DIRECTION: Output the full listing word for word.

RECORDS FOR PROCESSING:
*****

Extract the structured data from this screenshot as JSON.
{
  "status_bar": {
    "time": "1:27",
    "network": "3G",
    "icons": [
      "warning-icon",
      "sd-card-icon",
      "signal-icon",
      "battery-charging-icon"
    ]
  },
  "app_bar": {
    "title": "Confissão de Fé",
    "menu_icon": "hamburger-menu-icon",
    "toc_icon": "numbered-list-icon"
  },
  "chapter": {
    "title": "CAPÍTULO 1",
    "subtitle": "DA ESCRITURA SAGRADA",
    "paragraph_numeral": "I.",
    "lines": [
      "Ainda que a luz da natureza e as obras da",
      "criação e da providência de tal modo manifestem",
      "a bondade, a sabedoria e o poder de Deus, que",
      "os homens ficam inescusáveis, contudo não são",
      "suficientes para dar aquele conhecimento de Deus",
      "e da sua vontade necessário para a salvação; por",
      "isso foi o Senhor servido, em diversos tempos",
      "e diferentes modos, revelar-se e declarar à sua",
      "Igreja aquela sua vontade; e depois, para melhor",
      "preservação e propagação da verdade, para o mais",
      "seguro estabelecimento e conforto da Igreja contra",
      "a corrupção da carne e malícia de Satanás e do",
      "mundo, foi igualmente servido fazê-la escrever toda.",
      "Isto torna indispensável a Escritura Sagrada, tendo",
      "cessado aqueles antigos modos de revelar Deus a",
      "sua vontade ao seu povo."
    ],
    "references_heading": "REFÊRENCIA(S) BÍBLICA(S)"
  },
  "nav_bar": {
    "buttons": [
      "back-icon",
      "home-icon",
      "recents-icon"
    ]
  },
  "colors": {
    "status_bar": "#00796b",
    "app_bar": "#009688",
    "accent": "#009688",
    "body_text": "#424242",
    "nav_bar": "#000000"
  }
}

*****

RESPONSE TO THE TASK:
Extract the structured data from this screenshot as JSON.
{
  "status_bar": {
    "time": "1:27",
    "network": "3G",
    "icons": [
      "warning-icon",
      "sd-card-icon",
      "signal-icon",
      "battery-charging-icon"
    ]
  },
  "app_bar": {
    "title": "Confissão de Fé",
    "menu_icon": "hamburger-menu-icon",
    "toc_icon": "numbered-list-icon"
  },
  "chapter": {
    "title": "CAPÍTULO 1",
    "subtitle": "DA ESCRITURA SAGRADA",
    "paragraph_numeral": "I.",
    "lines": [
      "Ainda que a luz da natureza e as obras da",
      "criação e da providência de tal modo manifestem",
      "a bondade, a sabedoria e o poder de Deus, que",
      "os homens ficam inescusáveis, contudo não são",
      "suficientes para dar aquele conhecimento de Deus",
      "e da sua vontade necessário para a salvação; por",
      "isso foi o Senhor servido, em diversos tempos",
      "e diferentes modos, revelar-se e declarar à sua",
      "Igreja aquela sua vontade; e depois, para melhor",
      "preservação e propagação da verdade, para o mais",
      "seguro estabelecimento e conforto da Igreja contra",
      "a corrupção da carne e malícia de Satanás e do",
      "mundo, foi igualmente servido fazê-la escrever toda.",
      "Isto torna indispensável a Escritura Sagrada, tendo",
      "cessado aqueles antigos modos de revelar Deus a",
      "sua vontade ao seu povo."
    ],
    "references_heading": "REFÊRENCIA(S) BÍBLICA(S)"
  },
  "nav_bar": {
    "buttons": [
      "back-icon",
      "home-icon",
      "recents-icon"
    ]
  },
  "colors": {
    "status_bar": "#00796b",
    "app_bar": "#009688",
    "accent": "#009688",
    "body_text": "#424242",
    "nav_bar": "#000000"
  }
}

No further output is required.